- _PROVIDED ENTRIES_:
<<<<

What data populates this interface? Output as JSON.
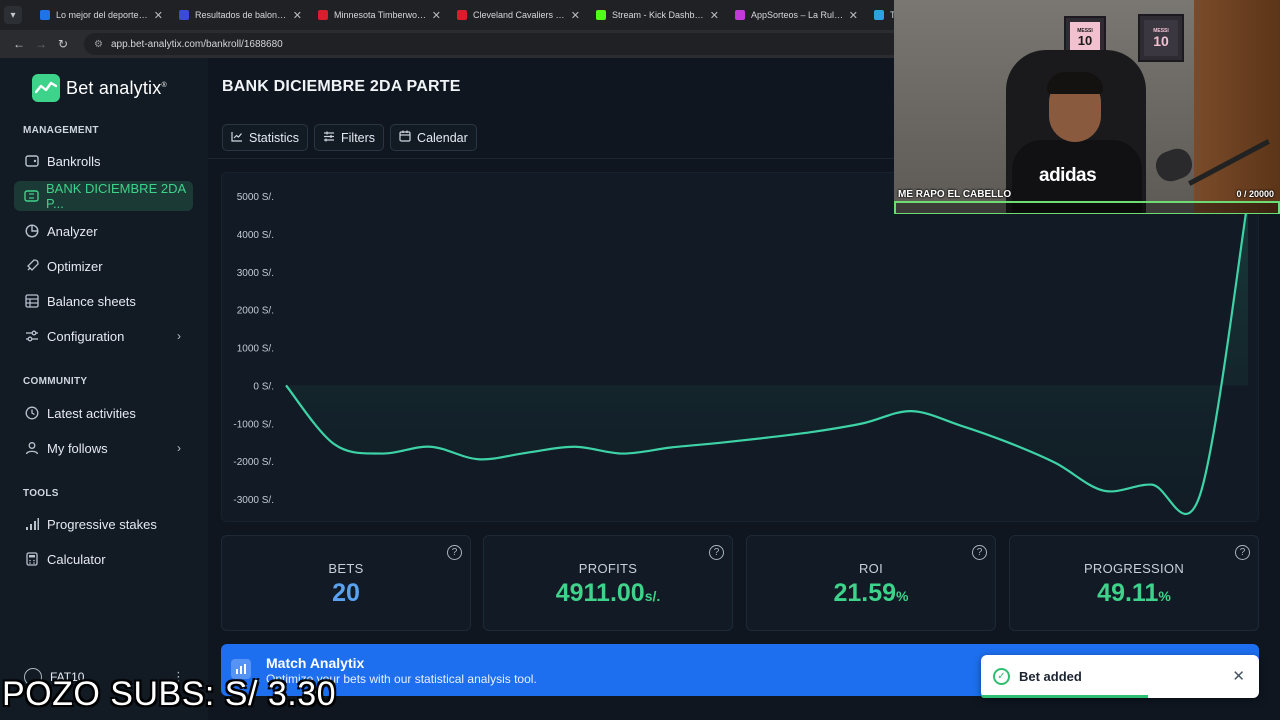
{
  "browser": {
    "tabs": [
      {
        "label": "Lo mejor del deporte y el",
        "color": "#1e73e8"
      },
      {
        "label": "Resultados de baloncesto",
        "color": "#3b4bd8"
      },
      {
        "label": "Minnesota Timberwolves",
        "color": "#d81e2c"
      },
      {
        "label": "Cleveland Cavaliers - Chic",
        "color": "#d81e2c"
      },
      {
        "label": "Stream - Kick Dashboard",
        "color": "#53fc18"
      },
      {
        "label": "AppSorteos – La Ruleta d",
        "color": "#c23bd8"
      },
      {
        "label": "Teleg",
        "color": "#2aa3e0"
      }
    ],
    "url": "app.bet-analytix.com/bankroll/1688680"
  },
  "sidebar": {
    "brand": "Bet analytix",
    "brand_mark": "®",
    "sections": {
      "management": "MANAGEMENT",
      "community": "COMMUNITY",
      "tools": "TOOLS"
    },
    "management_items": [
      {
        "label": "Bankrolls",
        "icon": "wallet-icon"
      },
      {
        "label": "BANK DICIEMBRE 2DA P...",
        "icon": "ticket-icon"
      },
      {
        "label": "Analyzer",
        "icon": "pie-chart-icon"
      },
      {
        "label": "Optimizer",
        "icon": "rocket-icon"
      },
      {
        "label": "Balance sheets",
        "icon": "table-icon"
      },
      {
        "label": "Configuration",
        "icon": "gear-icon"
      }
    ],
    "community_items": [
      {
        "label": "Latest activities",
        "icon": "clock-icon"
      },
      {
        "label": "My follows",
        "icon": "user-icon"
      }
    ],
    "tools_items": [
      {
        "label": "Progressive stakes",
        "icon": "bars-icon"
      },
      {
        "label": "Calculator",
        "icon": "calculator-icon"
      }
    ],
    "user": {
      "name": "FAT10"
    }
  },
  "main": {
    "title": "BANK DICIEMBRE 2DA PARTE",
    "tabs": [
      {
        "label": "Statistics",
        "icon": "line-chart-icon"
      },
      {
        "label": "Filters",
        "icon": "filters-icon"
      },
      {
        "label": "Calendar",
        "icon": "calendar-icon"
      }
    ]
  },
  "chart_data": {
    "type": "area",
    "title": "",
    "xlabel": "",
    "ylabel": "",
    "y_ticks": [
      "5000 S/.",
      "4000 S/.",
      "3000 S/.",
      "2000 S/.",
      "1000 S/.",
      "0 S/.",
      "-1000 S/.",
      "-2000 S/.",
      "-3000 S/."
    ],
    "ylim": [
      -3000,
      5000
    ],
    "x": [
      0,
      1,
      2,
      3,
      4,
      5,
      6,
      7,
      8,
      9,
      10,
      11,
      12,
      13,
      14,
      15,
      16,
      17,
      18,
      19,
      20
    ],
    "values": [
      0,
      -1550,
      -1800,
      -1620,
      -1950,
      -1780,
      -1620,
      -1800,
      -1640,
      -1520,
      -1380,
      -1220,
      -1000,
      -680,
      -1050,
      -1500,
      -2050,
      -2780,
      -2620,
      -2900,
      4911
    ],
    "line_color": "#3ed3a6",
    "grid": false
  },
  "stats": [
    {
      "label": "BETS",
      "value": "20",
      "unit": "",
      "color": "#5aa2f0"
    },
    {
      "label": "PROFITS",
      "value": "4911.00",
      "unit": "s/.",
      "color": "#3ed38a"
    },
    {
      "label": "ROI",
      "value": "21.59",
      "unit": "%",
      "color": "#3ed38a"
    },
    {
      "label": "PROGRESSION",
      "value": "49.11",
      "unit": "%",
      "color": "#3ed38a"
    }
  ],
  "banner": {
    "title": "Match Analytix",
    "subtitle": "Optimize your bets with our statistical analysis tool."
  },
  "toast": {
    "message": "Bet added",
    "progress": 0.6
  },
  "webcam": {
    "caption": "ME RAPO EL CABELLO",
    "goal": "0 / 20000",
    "shirt": "adidas",
    "jersey_name": "MESSI",
    "jersey_number": "10"
  },
  "overlay_text": "POZO SUBS: S/ 3.30"
}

>>>>

Pictures in the data above should not be copied; transcribe everything else exactly.

- _FINAL RESULT_:
What data populates this interface? Output as JSON.
{
  "browser": {
    "tabs": [
      {
        "label": "Lo mejor del deporte y el",
        "color": "#1e73e8"
      },
      {
        "label": "Resultados de baloncesto",
        "color": "#3b4bd8"
      },
      {
        "label": "Minnesota Timberwolves",
        "color": "#d81e2c"
      },
      {
        "label": "Cleveland Cavaliers - Chic",
        "color": "#d81e2c"
      },
      {
        "label": "Stream - Kick Dashboard",
        "color": "#53fc18"
      },
      {
        "label": "AppSorteos – La Ruleta d",
        "color": "#c23bd8"
      },
      {
        "label": "Teleg",
        "color": "#2aa3e0"
      }
    ],
    "url": "app.bet-analytix.com/bankroll/1688680"
  },
  "sidebar": {
    "brand": "Bet analytix",
    "brand_mark": "®",
    "sections": {
      "management": "MANAGEMENT",
      "community": "COMMUNITY",
      "tools": "TOOLS"
    },
    "management_items": [
      {
        "label": "Bankrolls",
        "icon": "wallet-icon"
      },
      {
        "label": "BANK DICIEMBRE 2DA P...",
        "icon": "ticket-icon"
      },
      {
        "label": "Analyzer",
        "icon": "pie-chart-icon"
      },
      {
        "label": "Optimizer",
        "icon": "rocket-icon"
      },
      {
        "label": "Balance sheets",
        "icon": "table-icon"
      },
      {
        "label": "Configuration",
        "icon": "gear-icon"
      }
    ],
    "community_items": [
      {
        "label": "Latest activities",
        "icon": "clock-icon"
      },
      {
        "label": "My follows",
        "icon": "user-icon"
      }
    ],
    "tools_items": [
      {
        "label": "Progressive stakes",
        "icon": "bars-icon"
      },
      {
        "label": "Calculator",
        "icon": "calculator-icon"
      }
    ],
    "user": {
      "name": "FAT10"
    }
  },
  "main": {
    "title": "BANK DICIEMBRE 2DA PARTE",
    "tabs": [
      {
        "label": "Statistics",
        "icon": "line-chart-icon"
      },
      {
        "label": "Filters",
        "icon": "filters-icon"
      },
      {
        "label": "Calendar",
        "icon": "calendar-icon"
      }
    ]
  },
  "chart_data": {
    "type": "area",
    "title": "",
    "xlabel": "",
    "ylabel": "",
    "y_ticks": [
      "5000 S/.",
      "4000 S/.",
      "3000 S/.",
      "2000 S/.",
      "1000 S/.",
      "0 S/.",
      "-1000 S/.",
      "-2000 S/.",
      "-3000 S/."
    ],
    "ylim": [
      -3000,
      5000
    ],
    "x": [
      0,
      1,
      2,
      3,
      4,
      5,
      6,
      7,
      8,
      9,
      10,
      11,
      12,
      13,
      14,
      15,
      16,
      17,
      18,
      19,
      20
    ],
    "values": [
      0,
      -1550,
      -1800,
      -1620,
      -1950,
      -1780,
      -1620,
      -1800,
      -1640,
      -1520,
      -1380,
      -1220,
      -1000,
      -680,
      -1050,
      -1500,
      -2050,
      -2780,
      -2620,
      -2900,
      4911
    ],
    "line_color": "#3ed3a6",
    "grid": false
  },
  "stats": [
    {
      "label": "BETS",
      "value": "20",
      "unit": "",
      "color": "#5aa2f0"
    },
    {
      "label": "PROFITS",
      "value": "4911.00",
      "unit": "s/.",
      "color": "#3ed38a"
    },
    {
      "label": "ROI",
      "value": "21.59",
      "unit": "%",
      "color": "#3ed38a"
    },
    {
      "label": "PROGRESSION",
      "value": "49.11",
      "unit": "%",
      "color": "#3ed38a"
    }
  ],
  "banner": {
    "title": "Match Analytix",
    "subtitle": "Optimize your bets with our statistical analysis tool."
  },
  "toast": {
    "message": "Bet added",
    "progress": 0.6
  },
  "webcam": {
    "caption": "ME RAPO EL CABELLO",
    "goal": "0 / 20000",
    "shirt": "adidas",
    "jersey_name": "MESSI",
    "jersey_number": "10"
  },
  "overlay_text": "POZO SUBS: S/ 3.30"
}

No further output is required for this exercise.